Extracts from a graphics dataset:
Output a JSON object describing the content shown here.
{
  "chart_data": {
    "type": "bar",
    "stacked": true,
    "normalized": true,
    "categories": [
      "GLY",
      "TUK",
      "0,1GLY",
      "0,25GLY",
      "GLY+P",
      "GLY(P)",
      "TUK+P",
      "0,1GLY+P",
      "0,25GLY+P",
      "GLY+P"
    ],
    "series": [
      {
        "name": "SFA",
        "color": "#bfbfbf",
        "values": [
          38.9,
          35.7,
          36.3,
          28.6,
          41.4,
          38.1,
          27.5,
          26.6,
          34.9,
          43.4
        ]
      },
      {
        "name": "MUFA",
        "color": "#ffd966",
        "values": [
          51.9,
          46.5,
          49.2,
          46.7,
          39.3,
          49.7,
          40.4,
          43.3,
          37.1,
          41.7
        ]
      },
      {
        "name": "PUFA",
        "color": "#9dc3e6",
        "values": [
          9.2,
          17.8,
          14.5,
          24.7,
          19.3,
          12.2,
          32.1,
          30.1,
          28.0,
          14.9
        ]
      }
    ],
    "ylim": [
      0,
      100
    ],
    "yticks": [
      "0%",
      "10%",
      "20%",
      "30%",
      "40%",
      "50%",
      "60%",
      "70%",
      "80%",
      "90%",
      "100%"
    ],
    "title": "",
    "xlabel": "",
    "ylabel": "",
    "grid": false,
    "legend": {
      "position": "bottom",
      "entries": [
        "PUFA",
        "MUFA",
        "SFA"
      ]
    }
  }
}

▶ **Directive**
Every record should be repeated exactly; please leave none out.

▶ **Solution below**
Output a JSON object describing the content shown here.
{
  "chart_data": {
    "type": "bar",
    "stacked": true,
    "normalized": true,
    "categories": [
      "GLY",
      "TUK",
      "0,1GLY",
      "0,25GLY",
      "GLY+P",
      "GLY(P)",
      "TUK+P",
      "0,1GLY+P",
      "0,25GLY+P",
      "GLY+P"
    ],
    "series": [
      {
        "name": "SFA",
        "color": "#bfbfbf",
        "values": [
          38.9,
          35.7,
          36.3,
          28.6,
          41.4,
          38.1,
          27.5,
          26.6,
          34.9,
          43.4
        ]
      },
      {
        "name": "MUFA",
        "color": "#ffd966",
        "values": [
          51.9,
          46.5,
          49.2,
          46.7,
          39.3,
          49.7,
          40.4,
          43.3,
          37.1,
          41.7
        ]
      },
      {
        "name": "PUFA",
        "color": "#9dc3e6",
        "values": [
          9.2,
          17.8,
          14.5,
          24.7,
          19.3,
          12.2,
          32.1,
          30.1,
          28.0,
          14.9
        ]
      }
    ],
    "ylim": [
      0,
      100
    ],
    "yticks": [
      "0%",
      "10%",
      "20%",
      "30%",
      "40%",
      "50%",
      "60%",
      "70%",
      "80%",
      "90%",
      "100%"
    ],
    "title": "",
    "xlabel": "",
    "ylabel": "",
    "grid": false,
    "legend": {
      "position": "bottom",
      "entries": [
        "PUFA",
        "MUFA",
        "SFA"
      ]
    }
  }
}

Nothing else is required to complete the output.